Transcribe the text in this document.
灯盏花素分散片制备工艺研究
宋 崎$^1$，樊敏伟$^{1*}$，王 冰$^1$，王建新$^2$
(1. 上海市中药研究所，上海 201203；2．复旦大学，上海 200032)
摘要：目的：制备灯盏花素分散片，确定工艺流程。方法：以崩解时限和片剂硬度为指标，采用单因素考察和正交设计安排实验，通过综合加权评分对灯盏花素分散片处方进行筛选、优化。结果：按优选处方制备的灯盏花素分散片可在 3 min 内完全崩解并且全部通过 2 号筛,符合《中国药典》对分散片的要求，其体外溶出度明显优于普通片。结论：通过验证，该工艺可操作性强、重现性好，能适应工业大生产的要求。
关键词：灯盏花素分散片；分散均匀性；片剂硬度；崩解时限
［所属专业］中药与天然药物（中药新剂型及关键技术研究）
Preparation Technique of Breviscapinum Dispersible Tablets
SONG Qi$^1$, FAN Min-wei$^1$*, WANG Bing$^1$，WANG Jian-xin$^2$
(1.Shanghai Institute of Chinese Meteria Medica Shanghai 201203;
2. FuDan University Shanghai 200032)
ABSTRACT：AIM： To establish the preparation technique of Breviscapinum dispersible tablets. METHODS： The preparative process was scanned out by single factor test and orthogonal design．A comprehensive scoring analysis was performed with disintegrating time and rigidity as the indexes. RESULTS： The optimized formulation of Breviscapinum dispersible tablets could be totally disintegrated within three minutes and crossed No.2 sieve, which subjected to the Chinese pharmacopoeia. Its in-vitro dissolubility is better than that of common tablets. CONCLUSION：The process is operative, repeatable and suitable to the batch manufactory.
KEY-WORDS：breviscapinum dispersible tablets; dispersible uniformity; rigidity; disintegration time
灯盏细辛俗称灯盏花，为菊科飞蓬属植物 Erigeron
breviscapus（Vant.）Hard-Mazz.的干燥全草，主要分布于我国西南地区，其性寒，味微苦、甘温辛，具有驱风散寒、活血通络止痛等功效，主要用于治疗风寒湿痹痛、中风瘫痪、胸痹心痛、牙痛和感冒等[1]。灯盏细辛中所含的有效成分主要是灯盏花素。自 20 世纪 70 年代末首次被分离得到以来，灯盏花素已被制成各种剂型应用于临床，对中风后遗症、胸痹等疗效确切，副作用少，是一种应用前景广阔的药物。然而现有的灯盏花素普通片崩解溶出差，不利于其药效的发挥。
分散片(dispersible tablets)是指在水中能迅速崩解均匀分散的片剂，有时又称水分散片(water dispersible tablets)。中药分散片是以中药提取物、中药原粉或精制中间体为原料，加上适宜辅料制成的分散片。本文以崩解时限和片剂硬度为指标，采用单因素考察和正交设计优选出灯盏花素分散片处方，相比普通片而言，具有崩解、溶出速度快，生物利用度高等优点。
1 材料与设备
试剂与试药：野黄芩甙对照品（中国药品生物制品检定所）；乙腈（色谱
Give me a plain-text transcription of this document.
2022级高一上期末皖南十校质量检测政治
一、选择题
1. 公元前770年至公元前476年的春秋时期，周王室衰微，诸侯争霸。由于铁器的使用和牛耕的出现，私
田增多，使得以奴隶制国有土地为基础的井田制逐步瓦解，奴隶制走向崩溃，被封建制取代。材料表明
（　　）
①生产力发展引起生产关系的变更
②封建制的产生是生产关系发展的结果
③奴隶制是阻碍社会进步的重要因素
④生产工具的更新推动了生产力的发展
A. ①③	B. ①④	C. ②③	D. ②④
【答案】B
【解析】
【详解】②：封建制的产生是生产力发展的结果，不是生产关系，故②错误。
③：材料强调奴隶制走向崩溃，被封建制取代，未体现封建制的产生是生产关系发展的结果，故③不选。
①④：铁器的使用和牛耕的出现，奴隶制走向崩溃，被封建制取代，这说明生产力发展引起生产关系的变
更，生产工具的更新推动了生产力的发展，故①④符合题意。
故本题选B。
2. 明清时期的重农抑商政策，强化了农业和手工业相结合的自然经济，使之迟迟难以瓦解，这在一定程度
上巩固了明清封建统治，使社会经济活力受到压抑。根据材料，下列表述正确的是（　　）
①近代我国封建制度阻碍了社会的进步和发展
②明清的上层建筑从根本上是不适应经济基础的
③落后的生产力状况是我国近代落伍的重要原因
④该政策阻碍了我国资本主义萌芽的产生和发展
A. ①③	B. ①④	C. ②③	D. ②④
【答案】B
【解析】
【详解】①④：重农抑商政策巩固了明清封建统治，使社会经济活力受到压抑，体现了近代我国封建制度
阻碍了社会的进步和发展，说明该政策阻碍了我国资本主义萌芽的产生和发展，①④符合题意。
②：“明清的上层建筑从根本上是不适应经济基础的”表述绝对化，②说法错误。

YOUR OBJECTIVE: Reproduce each entry above exactly, keeping every word.

RESULT:
Transcribe the text in this document.
灯盏花素分散片制备工艺研究
宋 崎$^1$，樊敏伟$^{1*}$，王 冰$^1$，王建新$^2$
(1. 上海市中药研究所，上海 201203；2．复旦大学，上海 200032)
摘要：目的：制备灯盏花素分散片，确定工艺流程。方法：以崩解时限和片剂硬度为指标，采用单因素考察和正交设计安排实验，通过综合加权评分对灯盏花素分散片处方进行筛选、优化。结果：按优选处方制备的灯盏花素分散片可在 3 min 内完全崩解并且全部通过 2 号筛,符合《中国药典》对分散片的要求，其体外溶出度明显优于普通片。结论：通过验证，该工艺可操作性强、重现性好，能适应工业大生产的要求。
关键词：灯盏花素分散片；分散均匀性；片剂硬度；崩解时限
［所属专业］中药与天然药物（中药新剂型及关键技术研究）
Preparation Technique of Breviscapinum Dispersible Tablets
SONG Qi$^1$, FAN Min-wei$^1$*, WANG Bing$^1$，WANG Jian-xin$^2$
(1.Shanghai Institute of Chinese Meteria Medica Shanghai 201203;
2. FuDan University Shanghai 200032)
ABSTRACT：AIM： To establish the preparation technique of Breviscapinum dispersible tablets. METHODS： The preparative process was scanned out by single factor test and orthogonal design．A comprehensive scoring analysis was performed with disintegrating time and rigidity as the indexes. RESULTS： The optimized formulation of Breviscapinum dispersible tablets could be totally disintegrated within three minutes and crossed No.2 sieve, which subjected to the Chinese pharmacopoeia. Its in-vitro dissolubility is better than that of common tablets. CONCLUSION：The process is operative, repeatable and suitable to the batch manufactory.
KEY-WORDS：breviscapinum dispersible tablets; dispersible uniformity; rigidity; disintegration time
灯盏细辛俗称灯盏花，为菊科飞蓬属植物 Erigeron
breviscapus（Vant.）Hard-Mazz.的干燥全草，主要分布于我国西南地区，其性寒，味微苦、甘温辛，具有驱风散寒、活血通络止痛等功效，主要用于治疗风寒湿痹痛、中风瘫痪、胸痹心痛、牙痛和感冒等[1]。灯盏细辛中所含的有效成分主要是灯盏花素。自 20 世纪 70 年代末首次被分离得到以来，灯盏花素已被制成各种剂型应用于临床，对中风后遗症、胸痹等疗效确切，副作用少，是一种应用前景广阔的药物。然而现有的灯盏花素普通片崩解溶出差，不利于其药效的发挥。
分散片(dispersible tablets)是指在水中能迅速崩解均匀分散的片剂，有时又称水分散片(water dispersible tablets)。中药分散片是以中药提取物、中药原粉或精制中间体为原料，加上适宜辅料制成的分散片。本文以崩解时限和片剂硬度为指标，采用单因素考察和正交设计优选出灯盏花素分散片处方，相比普通片而言，具有崩解、溶出速度快，生物利用度高等优点。
1 材料与设备
试剂与试药：野黄芩甙对照品（中国药品生物制品检定所）；乙腈（色谱
Give me a plain-text transcription of this document.
2022级高一上期末皖南十校质量检测政治
一、选择题
1. 公元前770年至公元前476年的春秋时期，周王室衰微，诸侯争霸。由于铁器的使用和牛耕的出现，私
田增多，使得以奴隶制国有土地为基础的井田制逐步瓦解，奴隶制走向崩溃，被封建制取代。材料表明
（　　）
①生产力发展引起生产关系的变更
②封建制的产生是生产关系发展的结果
③奴隶制是阻碍社会进步的重要因素
④生产工具的更新推动了生产力的发展
A. ①③	B. ①④	C. ②③	D. ②④
【答案】B
【解析】
【详解】②：封建制的产生是生产力发展的结果，不是生产关系，故②错误。
③：材料强调奴隶制走向崩溃，被封建制取代，未体现封建制的产生是生产关系发展的结果，故③不选。
①④：铁器的使用和牛耕的出现，奴隶制走向崩溃，被封建制取代，这说明生产力发展引起生产关系的变
更，生产工具的更新推动了生产力的发展，故①④符合题意。
故本题选B。
2. 明清时期的重农抑商政策，强化了农业和手工业相结合的自然经济，使之迟迟难以瓦解，这在一定程度
上巩固了明清封建统治，使社会经济活力受到压抑。根据材料，下列表述正确的是（　　）
①近代我国封建制度阻碍了社会的进步和发展
②明清的上层建筑从根本上是不适应经济基础的
③落后的生产力状况是我国近代落伍的重要原因
④该政策阻碍了我国资本主义萌芽的产生和发展
A. ①③	B. ①④	C. ②③	D. ②④
【答案】B
【解析】
【详解】①④：重农抑商政策巩固了明清封建统治，使社会经济活力受到压抑，体现了近代我国封建制度
阻碍了社会的进步和发展，说明该政策阻碍了我国资本主义萌芽的产生和发展，①④符合题意。
②：“明清的上层建筑从根本上是不适应经济基础的”表述绝对化，②说法错误。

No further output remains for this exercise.